**Task goal**
What lines of the data hold the string "Gilberto"? Pull each one out.
┌─ The data
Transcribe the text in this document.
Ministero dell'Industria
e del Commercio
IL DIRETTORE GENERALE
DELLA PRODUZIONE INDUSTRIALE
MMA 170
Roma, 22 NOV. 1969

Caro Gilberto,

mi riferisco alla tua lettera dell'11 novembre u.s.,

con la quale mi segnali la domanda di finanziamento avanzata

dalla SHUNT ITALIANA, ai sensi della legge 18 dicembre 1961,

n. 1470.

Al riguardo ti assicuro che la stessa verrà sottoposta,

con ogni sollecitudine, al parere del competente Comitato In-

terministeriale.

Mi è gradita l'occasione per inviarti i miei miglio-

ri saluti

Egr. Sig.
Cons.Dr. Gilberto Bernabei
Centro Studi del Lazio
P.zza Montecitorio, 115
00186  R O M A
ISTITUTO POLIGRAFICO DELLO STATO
└─
**Written solution**
Caro Gilberto,
Cons.Dr. Gilberto Bernabei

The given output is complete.